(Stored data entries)
[BEGIN]
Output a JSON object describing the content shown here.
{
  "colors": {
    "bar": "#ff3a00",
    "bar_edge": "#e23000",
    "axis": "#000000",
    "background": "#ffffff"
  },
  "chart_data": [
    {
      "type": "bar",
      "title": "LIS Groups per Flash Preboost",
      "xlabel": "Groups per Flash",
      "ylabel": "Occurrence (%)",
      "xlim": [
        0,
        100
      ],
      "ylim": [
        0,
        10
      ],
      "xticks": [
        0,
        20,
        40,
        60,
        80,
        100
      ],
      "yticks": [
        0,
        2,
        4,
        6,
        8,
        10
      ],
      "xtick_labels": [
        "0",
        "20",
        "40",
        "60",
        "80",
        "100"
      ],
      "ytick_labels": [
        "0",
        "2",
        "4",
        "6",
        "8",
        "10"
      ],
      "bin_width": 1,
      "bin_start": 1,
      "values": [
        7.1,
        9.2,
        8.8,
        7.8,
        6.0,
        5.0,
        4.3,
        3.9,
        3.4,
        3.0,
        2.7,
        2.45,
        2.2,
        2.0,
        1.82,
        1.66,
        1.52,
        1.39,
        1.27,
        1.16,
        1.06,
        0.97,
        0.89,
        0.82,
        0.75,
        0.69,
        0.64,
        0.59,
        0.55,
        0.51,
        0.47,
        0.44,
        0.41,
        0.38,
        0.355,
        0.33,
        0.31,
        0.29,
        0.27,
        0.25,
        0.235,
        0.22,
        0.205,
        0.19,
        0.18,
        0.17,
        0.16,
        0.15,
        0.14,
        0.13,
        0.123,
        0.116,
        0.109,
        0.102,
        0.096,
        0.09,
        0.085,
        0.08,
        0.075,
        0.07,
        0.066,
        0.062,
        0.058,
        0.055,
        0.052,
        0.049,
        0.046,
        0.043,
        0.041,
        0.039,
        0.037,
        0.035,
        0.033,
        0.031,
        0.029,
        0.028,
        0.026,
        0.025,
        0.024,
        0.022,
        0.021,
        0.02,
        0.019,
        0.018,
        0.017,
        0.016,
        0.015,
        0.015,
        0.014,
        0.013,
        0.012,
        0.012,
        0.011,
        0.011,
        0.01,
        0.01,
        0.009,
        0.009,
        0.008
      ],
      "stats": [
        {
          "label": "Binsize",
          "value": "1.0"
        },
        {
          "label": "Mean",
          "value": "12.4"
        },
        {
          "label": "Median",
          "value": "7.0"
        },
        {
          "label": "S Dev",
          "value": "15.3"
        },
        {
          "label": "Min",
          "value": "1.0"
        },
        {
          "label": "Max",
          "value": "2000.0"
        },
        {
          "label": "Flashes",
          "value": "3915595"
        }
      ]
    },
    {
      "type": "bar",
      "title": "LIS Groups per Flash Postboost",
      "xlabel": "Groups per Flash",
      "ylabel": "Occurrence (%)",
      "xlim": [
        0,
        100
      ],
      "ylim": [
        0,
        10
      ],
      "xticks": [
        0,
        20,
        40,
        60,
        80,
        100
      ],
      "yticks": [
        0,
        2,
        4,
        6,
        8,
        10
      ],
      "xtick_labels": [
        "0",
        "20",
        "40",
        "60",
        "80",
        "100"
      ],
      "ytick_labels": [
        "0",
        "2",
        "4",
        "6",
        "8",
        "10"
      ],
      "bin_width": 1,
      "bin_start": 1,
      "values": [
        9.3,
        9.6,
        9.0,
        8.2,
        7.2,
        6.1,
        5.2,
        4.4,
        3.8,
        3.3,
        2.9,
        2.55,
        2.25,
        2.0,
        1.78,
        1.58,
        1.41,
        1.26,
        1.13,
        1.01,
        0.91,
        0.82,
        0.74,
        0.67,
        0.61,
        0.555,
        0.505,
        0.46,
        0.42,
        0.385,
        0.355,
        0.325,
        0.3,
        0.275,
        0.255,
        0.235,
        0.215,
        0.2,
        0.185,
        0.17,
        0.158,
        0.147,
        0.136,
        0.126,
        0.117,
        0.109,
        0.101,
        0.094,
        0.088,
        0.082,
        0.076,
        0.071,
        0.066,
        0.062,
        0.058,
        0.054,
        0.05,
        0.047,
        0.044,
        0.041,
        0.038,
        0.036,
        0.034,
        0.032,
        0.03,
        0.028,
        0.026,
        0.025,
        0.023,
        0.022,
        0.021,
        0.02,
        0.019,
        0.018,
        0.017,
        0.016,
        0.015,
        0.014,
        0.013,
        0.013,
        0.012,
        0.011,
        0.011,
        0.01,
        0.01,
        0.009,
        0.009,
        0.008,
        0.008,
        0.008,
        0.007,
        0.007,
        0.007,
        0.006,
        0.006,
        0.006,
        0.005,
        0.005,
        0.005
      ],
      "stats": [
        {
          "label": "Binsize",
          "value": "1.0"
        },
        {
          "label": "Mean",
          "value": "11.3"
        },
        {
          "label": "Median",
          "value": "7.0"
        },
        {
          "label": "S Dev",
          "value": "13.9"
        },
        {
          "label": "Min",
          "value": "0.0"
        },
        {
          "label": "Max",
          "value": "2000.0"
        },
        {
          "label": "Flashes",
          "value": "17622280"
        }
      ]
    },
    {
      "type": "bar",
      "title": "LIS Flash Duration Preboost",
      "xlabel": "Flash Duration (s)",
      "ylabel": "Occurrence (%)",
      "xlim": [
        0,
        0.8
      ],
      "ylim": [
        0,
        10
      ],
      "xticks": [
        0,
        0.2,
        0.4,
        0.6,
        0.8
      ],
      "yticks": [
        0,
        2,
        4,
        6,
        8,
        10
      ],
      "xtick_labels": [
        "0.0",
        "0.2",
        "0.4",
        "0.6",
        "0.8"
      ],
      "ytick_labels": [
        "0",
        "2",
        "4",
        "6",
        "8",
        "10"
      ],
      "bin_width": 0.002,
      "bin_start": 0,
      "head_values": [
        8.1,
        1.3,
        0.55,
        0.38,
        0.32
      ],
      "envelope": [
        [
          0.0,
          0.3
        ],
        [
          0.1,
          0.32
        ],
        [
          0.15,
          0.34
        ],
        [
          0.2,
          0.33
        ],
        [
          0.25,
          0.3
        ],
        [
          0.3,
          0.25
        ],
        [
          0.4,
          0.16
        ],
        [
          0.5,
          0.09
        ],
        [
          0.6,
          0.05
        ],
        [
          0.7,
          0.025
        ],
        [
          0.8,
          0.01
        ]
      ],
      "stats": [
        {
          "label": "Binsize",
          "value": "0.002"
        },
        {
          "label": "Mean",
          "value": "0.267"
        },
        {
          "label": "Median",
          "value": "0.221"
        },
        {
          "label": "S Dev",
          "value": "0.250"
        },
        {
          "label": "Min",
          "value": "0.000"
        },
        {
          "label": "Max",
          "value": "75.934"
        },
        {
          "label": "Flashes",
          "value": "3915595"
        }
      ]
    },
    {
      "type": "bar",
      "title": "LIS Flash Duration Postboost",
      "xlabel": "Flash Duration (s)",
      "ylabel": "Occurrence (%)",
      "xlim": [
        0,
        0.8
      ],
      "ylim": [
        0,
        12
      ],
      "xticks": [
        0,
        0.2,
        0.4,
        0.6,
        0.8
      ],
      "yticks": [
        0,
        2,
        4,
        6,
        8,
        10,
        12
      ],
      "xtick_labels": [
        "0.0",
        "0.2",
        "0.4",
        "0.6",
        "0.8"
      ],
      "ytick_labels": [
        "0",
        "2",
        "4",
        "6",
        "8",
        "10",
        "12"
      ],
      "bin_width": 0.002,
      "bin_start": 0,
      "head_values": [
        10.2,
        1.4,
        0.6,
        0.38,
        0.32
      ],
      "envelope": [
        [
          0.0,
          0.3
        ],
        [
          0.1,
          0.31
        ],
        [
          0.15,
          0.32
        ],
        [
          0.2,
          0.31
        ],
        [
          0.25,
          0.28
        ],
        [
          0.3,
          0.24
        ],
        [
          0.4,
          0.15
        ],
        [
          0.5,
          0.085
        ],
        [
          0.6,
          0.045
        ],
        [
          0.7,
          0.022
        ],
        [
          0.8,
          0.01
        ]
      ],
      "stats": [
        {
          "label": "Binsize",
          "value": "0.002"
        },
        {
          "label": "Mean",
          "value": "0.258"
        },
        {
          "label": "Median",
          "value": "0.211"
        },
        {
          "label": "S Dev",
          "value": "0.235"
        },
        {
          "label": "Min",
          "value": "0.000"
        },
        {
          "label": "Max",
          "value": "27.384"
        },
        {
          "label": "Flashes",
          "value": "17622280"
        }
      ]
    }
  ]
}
[END]
• **Your objective**: Identify the lines above with the word "Groups". Copy them.

• **Answer**:
      "title": "LIS Groups per Flash Preboost",
      "xlabel": "Groups per Flash",
      "title": "LIS Groups per Flash Postboost",
      "xlabel": "Groups per Flash",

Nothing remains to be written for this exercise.